*SHORT TASK*.
Establish how many lines in the material include the string "this" and report it as a lone number.

++++

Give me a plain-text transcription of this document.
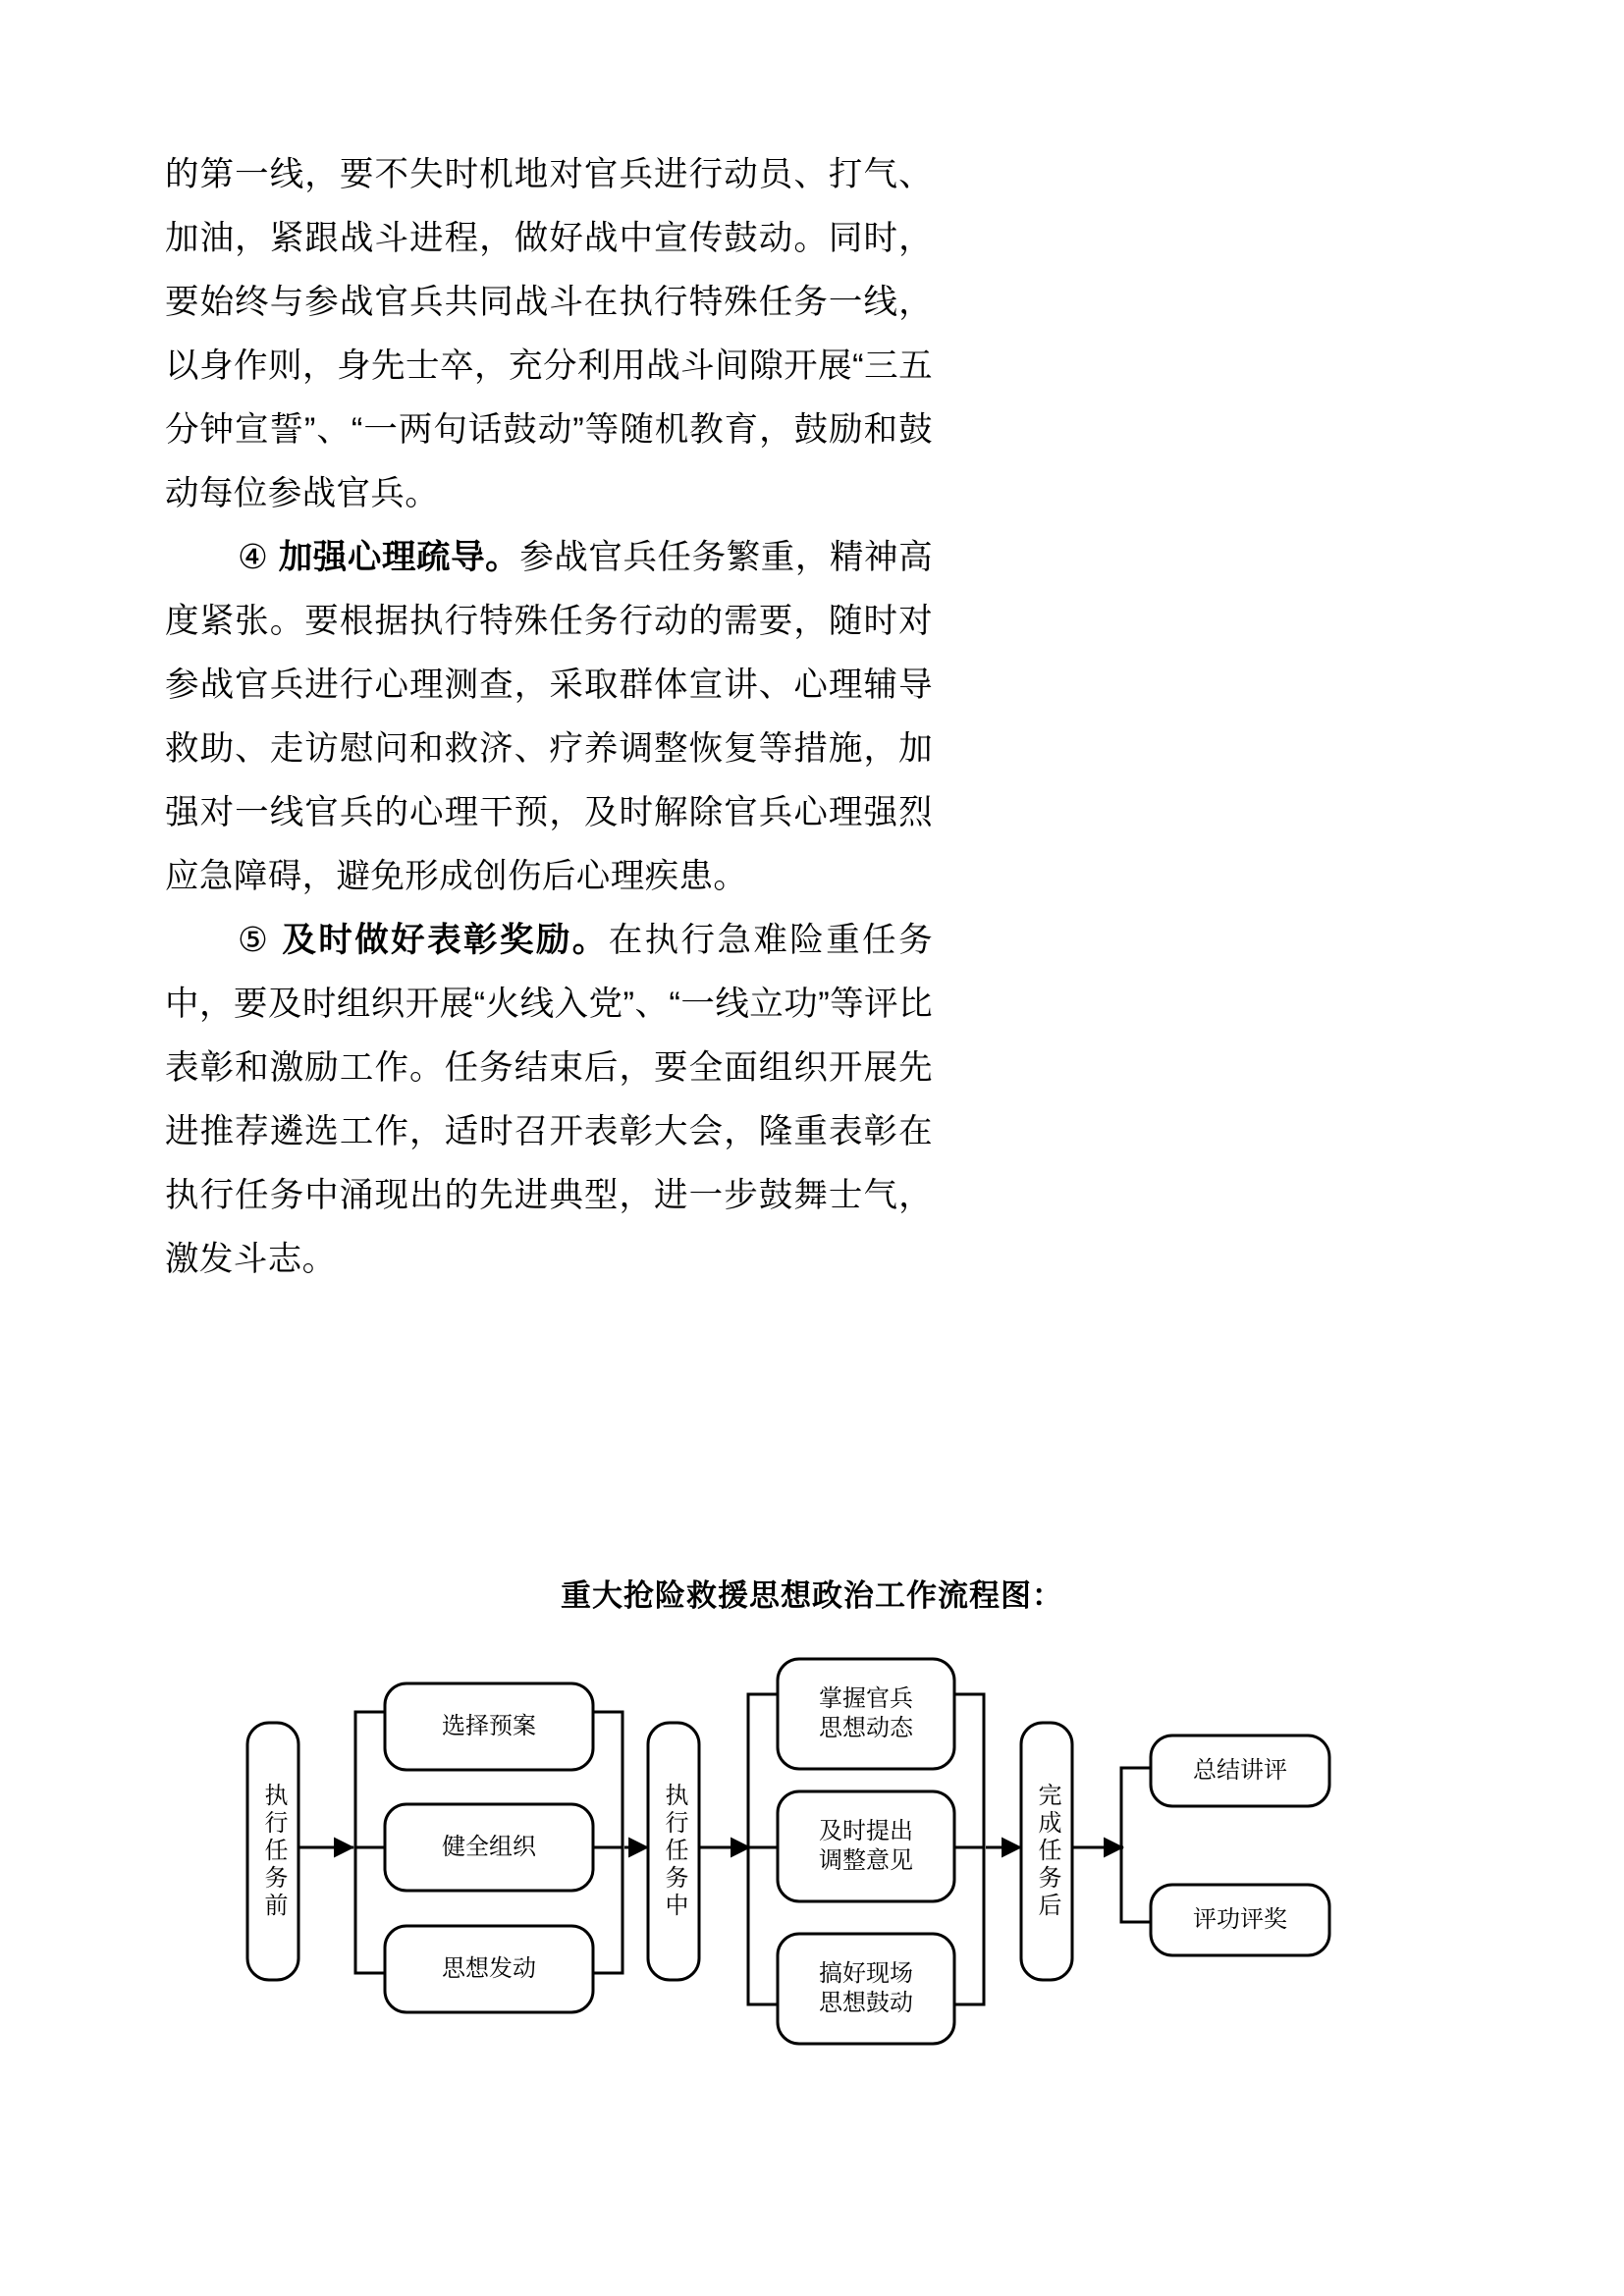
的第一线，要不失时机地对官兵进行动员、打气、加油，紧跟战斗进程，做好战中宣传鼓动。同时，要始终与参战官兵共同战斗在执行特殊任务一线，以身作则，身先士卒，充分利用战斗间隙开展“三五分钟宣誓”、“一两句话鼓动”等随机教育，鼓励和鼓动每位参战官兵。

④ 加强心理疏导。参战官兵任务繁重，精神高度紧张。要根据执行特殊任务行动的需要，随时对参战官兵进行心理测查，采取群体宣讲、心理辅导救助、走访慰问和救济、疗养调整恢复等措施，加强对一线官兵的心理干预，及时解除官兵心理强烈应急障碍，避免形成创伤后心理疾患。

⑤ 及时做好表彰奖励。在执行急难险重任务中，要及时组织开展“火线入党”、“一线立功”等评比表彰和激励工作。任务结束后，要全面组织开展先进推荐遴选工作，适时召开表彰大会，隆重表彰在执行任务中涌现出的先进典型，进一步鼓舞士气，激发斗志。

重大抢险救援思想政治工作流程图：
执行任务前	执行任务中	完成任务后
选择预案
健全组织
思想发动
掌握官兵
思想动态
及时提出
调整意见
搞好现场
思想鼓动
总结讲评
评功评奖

++++

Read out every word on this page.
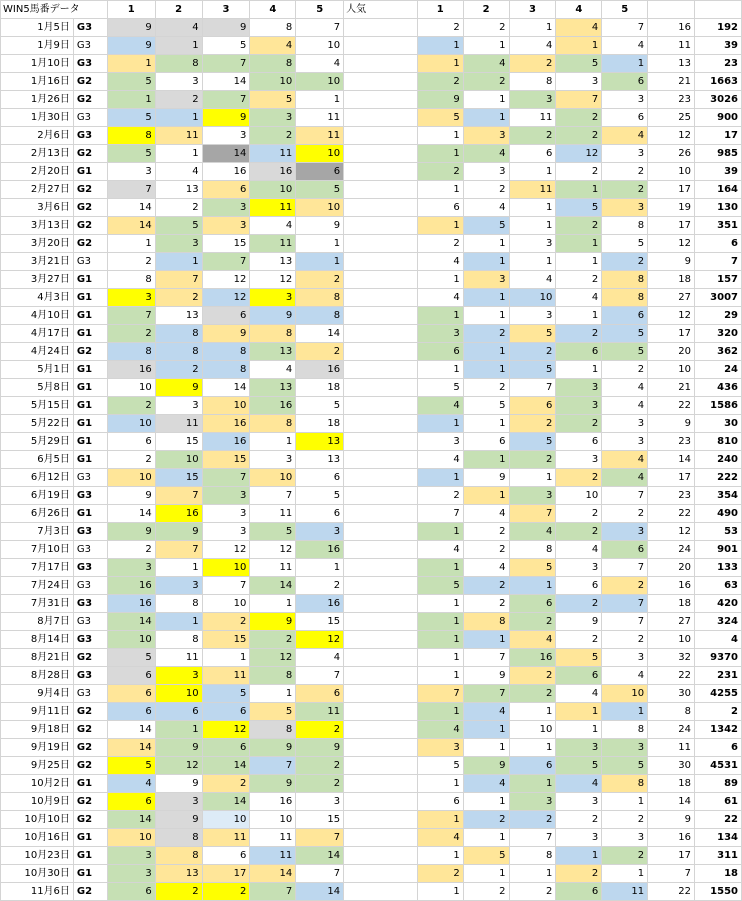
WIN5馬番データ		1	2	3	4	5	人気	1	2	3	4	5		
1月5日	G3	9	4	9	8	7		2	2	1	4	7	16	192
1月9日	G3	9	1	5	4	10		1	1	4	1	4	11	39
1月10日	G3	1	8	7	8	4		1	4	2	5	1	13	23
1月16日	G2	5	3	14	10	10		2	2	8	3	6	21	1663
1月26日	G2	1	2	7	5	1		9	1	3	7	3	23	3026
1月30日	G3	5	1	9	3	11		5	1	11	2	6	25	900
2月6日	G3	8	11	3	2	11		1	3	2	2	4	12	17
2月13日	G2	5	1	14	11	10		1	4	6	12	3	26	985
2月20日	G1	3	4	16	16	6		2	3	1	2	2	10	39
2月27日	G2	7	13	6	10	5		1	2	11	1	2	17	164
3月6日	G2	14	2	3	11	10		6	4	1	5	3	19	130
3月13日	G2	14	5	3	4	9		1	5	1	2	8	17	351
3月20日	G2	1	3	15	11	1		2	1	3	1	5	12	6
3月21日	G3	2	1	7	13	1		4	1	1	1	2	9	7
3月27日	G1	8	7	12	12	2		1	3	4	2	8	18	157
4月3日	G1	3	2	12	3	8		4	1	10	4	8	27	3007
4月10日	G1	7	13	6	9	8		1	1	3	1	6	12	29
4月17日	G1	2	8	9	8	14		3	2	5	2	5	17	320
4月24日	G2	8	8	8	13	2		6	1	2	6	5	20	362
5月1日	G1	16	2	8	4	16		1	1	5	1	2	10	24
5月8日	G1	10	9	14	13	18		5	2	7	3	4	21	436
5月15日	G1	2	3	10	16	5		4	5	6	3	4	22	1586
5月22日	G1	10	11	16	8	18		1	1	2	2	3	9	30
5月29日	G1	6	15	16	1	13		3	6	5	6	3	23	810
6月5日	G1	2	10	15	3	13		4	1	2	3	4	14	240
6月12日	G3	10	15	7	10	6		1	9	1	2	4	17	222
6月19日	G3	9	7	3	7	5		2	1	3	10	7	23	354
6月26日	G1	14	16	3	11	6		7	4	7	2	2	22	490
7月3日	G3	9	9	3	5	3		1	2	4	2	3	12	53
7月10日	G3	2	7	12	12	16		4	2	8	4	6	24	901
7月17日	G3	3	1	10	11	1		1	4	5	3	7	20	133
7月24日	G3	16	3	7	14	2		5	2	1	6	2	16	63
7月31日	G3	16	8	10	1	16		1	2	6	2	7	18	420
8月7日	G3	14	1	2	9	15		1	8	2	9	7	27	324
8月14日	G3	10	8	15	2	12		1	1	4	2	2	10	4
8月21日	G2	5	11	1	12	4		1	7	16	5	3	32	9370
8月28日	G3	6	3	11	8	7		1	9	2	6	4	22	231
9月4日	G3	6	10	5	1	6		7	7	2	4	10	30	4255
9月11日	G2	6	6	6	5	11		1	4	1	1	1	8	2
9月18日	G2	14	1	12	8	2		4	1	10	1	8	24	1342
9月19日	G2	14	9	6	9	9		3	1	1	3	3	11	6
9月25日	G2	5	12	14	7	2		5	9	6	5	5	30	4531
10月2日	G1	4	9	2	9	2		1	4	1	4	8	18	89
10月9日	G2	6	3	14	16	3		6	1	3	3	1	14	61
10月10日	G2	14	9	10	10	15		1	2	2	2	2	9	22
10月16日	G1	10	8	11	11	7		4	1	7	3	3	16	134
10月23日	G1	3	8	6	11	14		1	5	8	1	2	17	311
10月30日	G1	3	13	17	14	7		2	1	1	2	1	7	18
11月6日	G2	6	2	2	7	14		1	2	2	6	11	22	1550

++++

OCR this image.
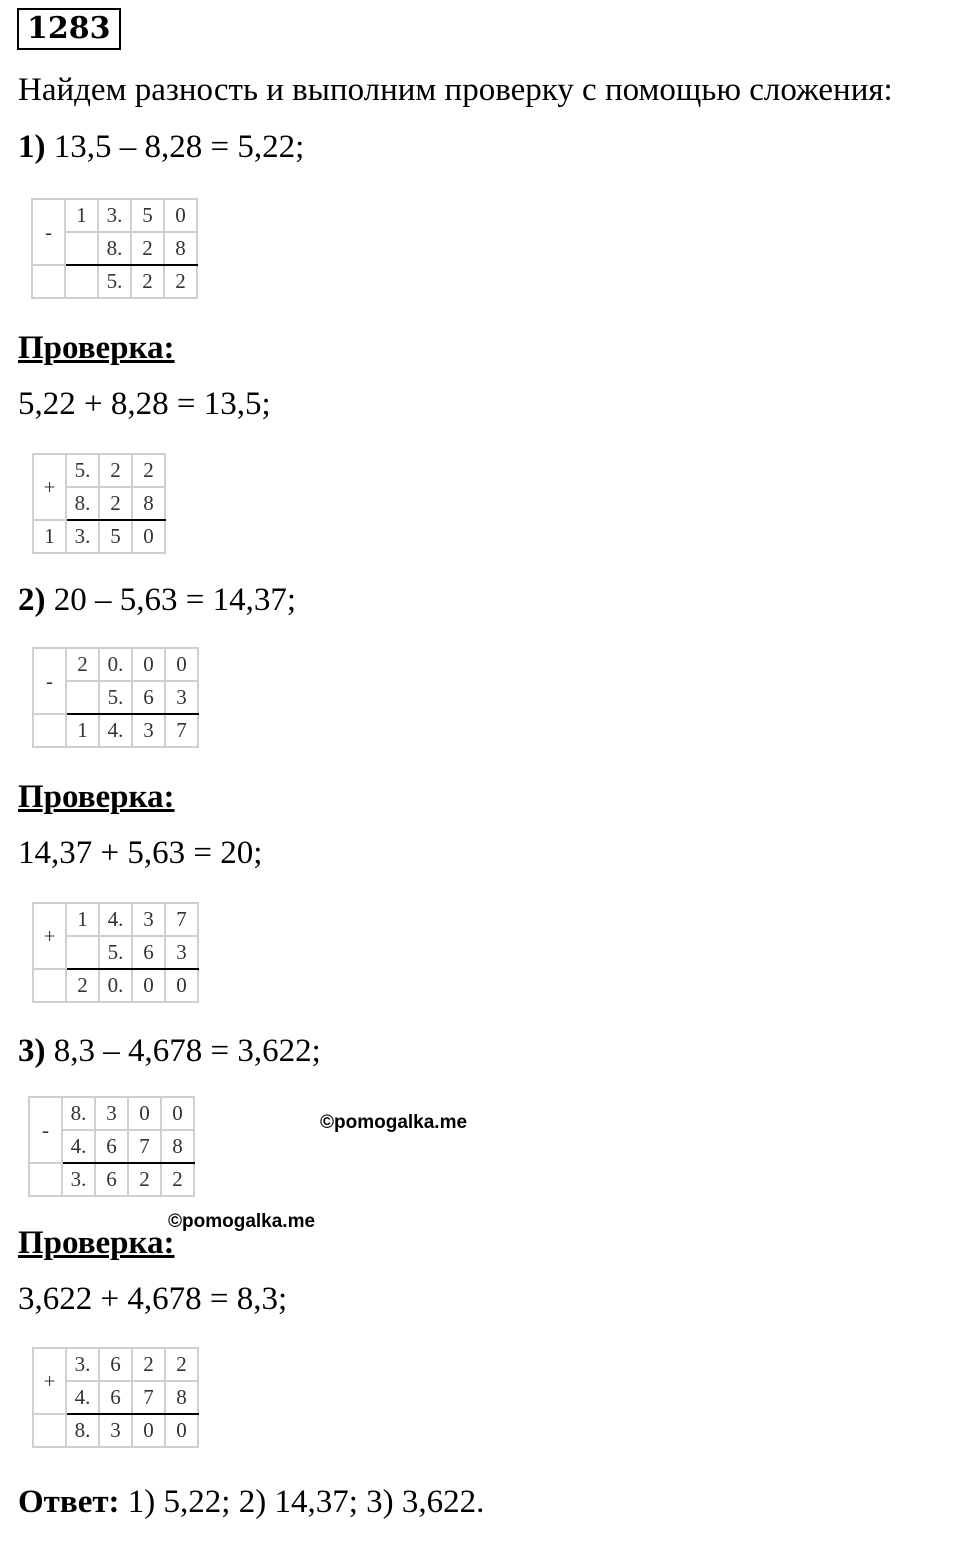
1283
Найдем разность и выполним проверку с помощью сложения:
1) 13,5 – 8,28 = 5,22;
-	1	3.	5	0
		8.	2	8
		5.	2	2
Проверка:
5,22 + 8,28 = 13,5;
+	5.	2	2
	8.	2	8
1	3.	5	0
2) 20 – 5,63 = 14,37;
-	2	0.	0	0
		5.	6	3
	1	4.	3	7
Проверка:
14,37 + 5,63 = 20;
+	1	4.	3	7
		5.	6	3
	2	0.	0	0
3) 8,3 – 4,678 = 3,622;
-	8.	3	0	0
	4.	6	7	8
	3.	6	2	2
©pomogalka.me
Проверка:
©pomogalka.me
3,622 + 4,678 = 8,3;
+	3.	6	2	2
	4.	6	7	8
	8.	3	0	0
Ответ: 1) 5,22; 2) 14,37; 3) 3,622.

++++

*RESULT*.
3